GIVEN INSTRUCTION:
Lay out as a numbered list, leaving out blank lines, only the lines starting with the line containing "table-cell: 5 [423,249,461,272]" and going on through the line containing "table-cell: 0,042 [834,249,894,272]".

***

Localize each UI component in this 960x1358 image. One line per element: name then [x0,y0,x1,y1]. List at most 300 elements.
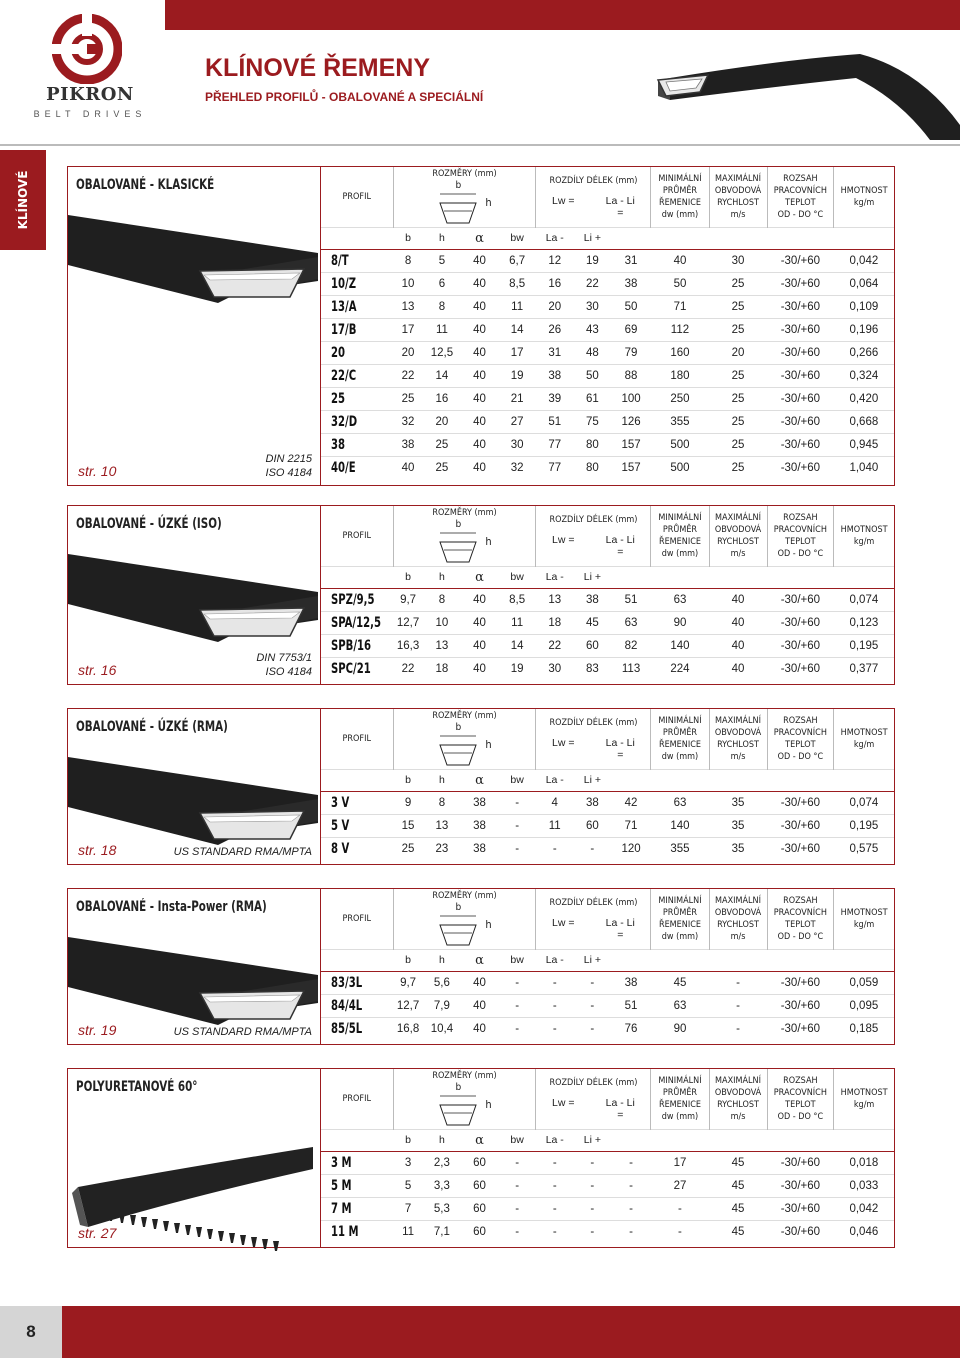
table-cell: 5 [423,249,461,272]
header-divider [0,144,960,146]
section-title: OBALOVANÉ - ÚZKÉ (RMA) [76,719,228,735]
header-min-prumer [651,709,709,769]
profile-name: 32/D [321,410,393,433]
table-cell: -30/+60 [767,1174,834,1197]
table-cell: -30/+60 [767,1151,834,1174]
subheader-cell: La - [536,227,574,249]
dim-b-label: b [455,722,462,734]
table-row [321,1174,894,1197]
table-cell: 16 [536,272,574,295]
table-cell: 140 [651,814,709,837]
table-cell: 157 [621,461,641,474]
table-cell: 25 [709,318,767,341]
table-cell: - [574,1197,612,1220]
table-cell: 0,042 [834,249,894,272]
header-line: kg/m [853,739,875,750]
la-li-label: La - Li [605,1096,635,1109]
table-cell: 120 [621,842,641,855]
table-cell: 157 [611,433,651,456]
subheader-cell: h [423,1129,461,1151]
header-line: MAXIMÁLNÍ [715,512,761,523]
table-cell: 50 [574,364,612,387]
belt-image [68,205,318,320]
header-line: dw (mm) [661,209,699,220]
subheader-cell: h [423,949,461,971]
table-cell: -30/+60 [767,971,834,994]
table-cell: 5,3 [423,1197,461,1220]
header-line: ROZSAH [783,895,818,906]
table-cell: 20 [709,341,767,364]
page-reference[interactable]: str. 18 [78,842,117,858]
table-cell: 40 [461,994,499,1017]
subheader-cell: h [423,769,461,791]
header-profil: PROFIL [342,913,371,924]
header-rozmery-label: ROZMĚRY (mm) [432,1071,497,1082]
table-cell: -30/+60 [767,814,834,837]
subheader-cell: α [461,769,499,791]
table-cell: 63 [651,994,709,1017]
table-cell: - [536,994,574,1017]
table-cell: 40 [461,364,499,387]
table-cell: 25 [709,410,767,433]
section-klasicke [67,166,895,486]
table-cell: 38 [461,791,499,814]
table-cell: 50 [611,295,651,318]
header-line: ROZSAH [783,512,818,523]
table-row [321,588,894,611]
header-line: kg/m [853,536,875,547]
table-cell: 500 [651,433,709,456]
header-line: PRACOVNÍCH [773,524,827,535]
table-cell: 40 [461,433,499,456]
header-line: OD - DO °C [777,209,824,220]
table-cell: 63 [611,611,651,634]
v-belt-illustration [630,30,960,140]
table-cell: - [498,814,536,837]
table-cell: -30/+60 [780,1225,821,1238]
table-cell: 25 [423,433,461,456]
table-cell: 30 [709,249,767,272]
header-rozsah-teplot [767,889,834,949]
header-line: HMOTNOST [840,727,888,738]
table-cell: 5,6 [423,971,461,994]
header-rozmery-label: ROZMĚRY (mm) [432,891,497,902]
header-line: OD - DO °C [777,1111,824,1122]
header-line: MINIMÁLNÍ [658,512,702,523]
header-line: m/s [730,209,746,220]
table-cell: 60 [574,634,612,657]
table-cell: 0,195 [834,634,894,657]
table-cell: 180 [651,364,709,387]
table-cell: - [552,842,557,855]
table-cell: 40 [461,295,499,318]
table-cell: 13 [393,295,423,318]
table-cell: -30/+60 [767,364,834,387]
table-cell: 40 [461,971,499,994]
dim-b-label: b [455,902,462,914]
table-cell: 14 [498,318,536,341]
side-tab [0,150,46,250]
profile-name: 5 M [321,1174,393,1197]
header-min-prumer [651,167,709,227]
header-line: OD - DO °C [777,548,824,559]
profile-name: 8/T [321,249,393,272]
table-row [321,814,894,837]
header-profil: PROFIL [342,530,371,541]
table-cell: 0,059 [834,971,894,994]
subheader-cell: bw [498,1129,536,1151]
standard-reference [266,452,312,480]
header-rozdily-label: ROZDÍLY DÉLEK (mm) [549,1077,638,1088]
table-row [321,318,894,341]
header-line: PRŮMĚR [662,1087,698,1098]
header-line: kg/m [853,197,875,208]
table-cell: 9,7 [393,971,423,994]
page-reference[interactable]: str. 27 [78,1225,117,1241]
table-cell: 11 [402,1225,415,1238]
section-title: POLYURETANOVÉ 60° [76,1079,198,1095]
table-cell: - [611,1197,651,1220]
header-line: OBVODOVÁ [714,1087,762,1098]
header-line: MAXIMÁLNÍ [715,173,761,184]
table-cell: 40 [461,634,499,657]
table-cell: 0,377 [849,662,879,675]
table-cell: 80 [574,433,612,456]
v-belt-cross-section-icon [68,747,318,857]
dim-h-label: h [485,1097,492,1111]
profile-table [321,709,894,860]
table-cell: 45 [709,1174,767,1197]
dim-h-label: h [485,917,492,931]
table-cell: 8 [393,249,423,272]
table-cell: 0,123 [834,611,894,634]
section-title: OBALOVANÉ - Insta-Power (RMA) [76,899,267,915]
section-uzke-iso [67,505,895,685]
header-line: TEPLOT [785,536,816,547]
page-title: KLÍNOVÉ ŘEMENY [205,54,431,82]
table-cell: 60 [473,1225,486,1238]
header-line: HMOTNOST [840,1087,888,1098]
header-line: PRŮMĚR [662,727,698,738]
table-cell: -30/+60 [780,1022,821,1035]
table-cell: 21 [498,387,536,410]
table-cell: 0,064 [834,272,894,295]
table-cell: - [574,1174,612,1197]
header-rozsah-teplot [767,709,834,769]
profile-name: 25 [321,387,393,410]
table-cell: 0,074 [834,791,894,814]
table-cell: 77 [536,433,574,456]
table-row [321,456,894,479]
table-cell: 19 [510,662,524,675]
table-row [321,1017,894,1040]
header-line: ROZSAH [783,715,818,726]
table-cell: 17 [651,1151,709,1174]
table-row [321,994,894,1017]
table-cell: -30/+60 [767,272,834,295]
eq-label: = [617,1108,624,1121]
subheader-cell: La - [536,769,574,791]
header-line: OBVODOVÁ [714,907,762,918]
header-line: dw (mm) [661,751,699,762]
table-cell: -30/+60 [767,791,834,814]
section-title: OBALOVANÉ - ÚZKÉ (ISO) [76,516,222,532]
table-cell: 0,033 [834,1174,894,1197]
table-cell: 8 [423,295,461,318]
header-hmotnost [834,1069,894,1129]
table-cell: 45 [651,971,709,994]
v-belt-cross-section-icon [68,927,318,1037]
table-row [321,837,894,860]
table-cell: 6 [423,272,461,295]
table-cell: - [498,971,536,994]
header-line: dw (mm) [661,931,699,942]
subheader-cell: La - [536,1129,574,1151]
table-cell: 16,3 [393,634,423,657]
table-cell: 40 [473,662,486,675]
table-cell: 40 [401,461,415,474]
header-max-rychlost [709,1069,767,1129]
la-li-label: La - Li [605,194,635,207]
table-cell: 40 [461,272,499,295]
profile-name: 20 [321,341,393,364]
header-rozmery [393,1069,536,1129]
table-cell: -30/+60 [767,249,834,272]
header-line: OBVODOVÁ [714,727,762,738]
table-cell: - [498,994,536,1017]
v-belt-cross-section-icon [68,205,318,315]
header-line: TEPLOT [785,739,816,750]
header-line: dw (mm) [661,548,699,559]
subheader-cell: b [393,566,423,588]
table-cell: 40 [461,387,499,410]
table-cell: 0,074 [834,588,894,611]
table-cell: 40 [461,611,499,634]
table-cell: -30/+60 [780,461,821,474]
section-uzke-rma [67,708,895,865]
table-cell: -30/+60 [767,634,834,657]
table-cell: 16,8 [396,1022,420,1035]
header-line: RYCHLOST [717,1099,759,1110]
profile-name: SPA/12,5 [321,611,393,634]
table-cell: - [629,1225,633,1238]
table-cell: 48 [574,341,612,364]
table-cell: 27 [651,1174,709,1197]
table-cell: -30/+60 [767,1197,834,1220]
profile-table [321,1069,894,1243]
profile-name: 40/E [331,459,356,476]
table-row [321,249,894,272]
header-line: ŘEMENICE [658,739,701,750]
table-cell: 14 [423,364,461,387]
table-cell: 25 [709,272,767,295]
header-line: PRŮMĚR [662,524,698,535]
header-rozdily [536,506,651,566]
table-cell: 45 [574,611,612,634]
pikron-logo-icon [52,14,122,84]
subheader-cell: La - [536,566,574,588]
header-max-rychlost [709,506,767,566]
table-cell: 38 [611,272,651,295]
header-max-rychlost [709,709,767,769]
table-cell: 90 [673,1022,687,1035]
header-rozsah-teplot [767,1069,834,1129]
header-line: OBVODOVÁ [714,524,762,535]
header-rozdily-label: ROZDÍLY DÉLEK (mm) [549,175,638,186]
header-line: PRŮMĚR [662,185,698,196]
table-cell: 113 [621,662,641,675]
table-cell: 0,945 [834,433,894,456]
subheader-cell: α [461,566,499,588]
subheader-cell: b [393,1129,423,1151]
table-cell: 11 [498,295,536,318]
table-cell: 80 [585,461,599,474]
standard-line: DIN 7753/1 [256,652,312,664]
standard-line: US STANDARD RMA/MPTA [173,1026,312,1038]
table-cell: 13 [536,588,574,611]
table-cell: 38 [611,971,651,994]
table-row [321,364,894,387]
table-cell: 10 [423,611,461,634]
table-cell: 38 [393,433,423,456]
table-cell: 60 [461,1151,499,1174]
header-line: ŘEMENICE [658,536,701,547]
subheader-cell: h [423,227,461,249]
table-cell: 23 [435,842,449,855]
table-cell: 25 [709,433,767,456]
profile-table [321,506,894,680]
page-reference[interactable]: str. 16 [78,662,117,678]
v-belt-cross-section-icon [68,544,318,654]
page-reference[interactable]: str. 10 [78,463,117,479]
table-cell: 25 [401,842,415,855]
table-row [321,1151,894,1174]
table-cell: 16 [423,387,461,410]
header-rozdily [536,709,651,769]
subheader-cell: b [393,227,423,249]
table-cell: 40 [651,249,709,272]
header-rozmery [393,167,536,227]
table-cell: 6,7 [498,249,536,272]
page-reference[interactable]: str. 19 [78,1022,117,1038]
table-row [321,410,894,433]
profile-name: SPZ/9,5 [321,588,393,611]
header-line: HMOTNOST [840,524,888,535]
table-cell: 30 [498,433,536,456]
profile-cross-section-icon [437,733,479,767]
header-rozdily-label: ROZDÍLY DÉLEK (mm) [549,717,638,728]
table-cell: - [651,1197,709,1220]
table-cell: 38 [536,364,574,387]
table-cell: 69 [611,318,651,341]
table-cell: 18 [536,611,574,634]
table-cell: 32 [510,461,524,474]
header-profil: PROFIL [342,191,371,202]
table-cell: 13 [423,814,461,837]
table-row [321,791,894,814]
subheader-cell: b [393,769,423,791]
table-cell: -30/+60 [767,611,834,634]
table-cell: 2,3 [423,1151,461,1174]
standard-reference [174,1025,312,1039]
table-cell: 100 [611,387,651,410]
header-line: HMOTNOST [840,907,888,918]
table-cell: 9,7 [393,588,423,611]
table-cell: -30/+60 [767,387,834,410]
header-line: kg/m [853,1099,875,1110]
table-cell: - [498,791,536,814]
table-cell: 22 [574,272,612,295]
table-cell: 40 [461,249,499,272]
dim-h-label: h [485,737,492,751]
table-cell: 40 [731,662,745,675]
header-line: HMOTNOST [840,185,888,196]
header-rozsah-teplot [767,506,834,566]
table-cell: 12,7 [393,611,423,634]
table-row [321,272,894,295]
table-cell: 0,185 [849,1022,879,1035]
table-cell: 0,046 [849,1225,879,1238]
table-cell: 18 [435,662,449,675]
header-line: PRŮMĚR [662,907,698,918]
brand-name: PIKRON [46,84,134,105]
table-cell: - [536,1174,574,1197]
table-cell: 0,575 [849,842,879,855]
table-cell: 83 [585,662,599,675]
table-cell: 0,324 [834,364,894,387]
header-line: m/s [730,548,746,559]
eq-label: = [617,206,624,219]
table-cell: 3 [393,1151,423,1174]
brand-tagline: BELT DRIVES [33,109,147,119]
table-cell: - [552,1022,557,1035]
table-cell: 20 [423,410,461,433]
table-row [321,611,894,634]
table-cell: - [515,1225,520,1238]
table-cell: 3,3 [423,1174,461,1197]
table-cell: - [498,1197,536,1220]
subheader-cell: bw [498,949,536,971]
table-cell: 0,266 [834,341,894,364]
dim-b-label: b [455,1082,462,1094]
table-cell: 35 [709,791,767,814]
standard-reference [174,845,312,859]
table-cell: -30/+60 [767,410,834,433]
header-min-prumer [651,889,709,949]
header-line: m/s [730,931,746,942]
la-li-label: La - Li [605,916,635,929]
table-cell: 11 [498,611,536,634]
subheader-cell: La - [536,949,574,971]
footer-bar [0,1306,960,1358]
table-cell: 12,7 [393,994,423,1017]
lw-label: Lw = [552,916,575,929]
lw-label: Lw = [552,194,575,207]
table-cell: 22 [536,634,574,657]
table-cell: 40 [709,588,767,611]
header-line: m/s [730,1111,746,1122]
profile-cross-section-icon [437,1093,479,1127]
top-accent-bar [165,0,960,30]
table-cell: - [574,994,612,1017]
table-cell: - [590,842,595,855]
dim-b-label: b [455,519,462,531]
profile-table [321,889,894,1040]
profile-name: 3 V [321,791,393,814]
table-cell: 45 [709,1197,767,1220]
header-line: PRACOVNÍCH [773,907,827,918]
dim-h-label: h [485,534,492,548]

***

SOLUTION BELOW:
1. table-cell: 5 [423,249,461,272]
2. header-divider [0,144,960,146]
3. section-title: OBALOVANÉ - ÚZKÉ (RMA) [76,719,228,735]
4. header-min-prumer [651,709,709,769]
5. profile-name: 32/D [321,410,393,433]
6. table-cell: -30/+60 [767,1174,834,1197]
7. table-cell: -30/+60 [767,1151,834,1174]
8. subheader-cell: La - [536,227,574,249]
9. dim-b-label: b [455,722,462,734]
10. table-row [321,1174,894,1197]
11. table-cell: 16 [536,272,574,295]
12. table-cell: 140 [651,814,709,837]
13. table-cell: 157 [621,461,641,474]
14. table-cell: 25 [709,318,767,341]
15. table-cell: - [574,1197,612,1220]
16. table-cell: 0,042 [834,249,894,272]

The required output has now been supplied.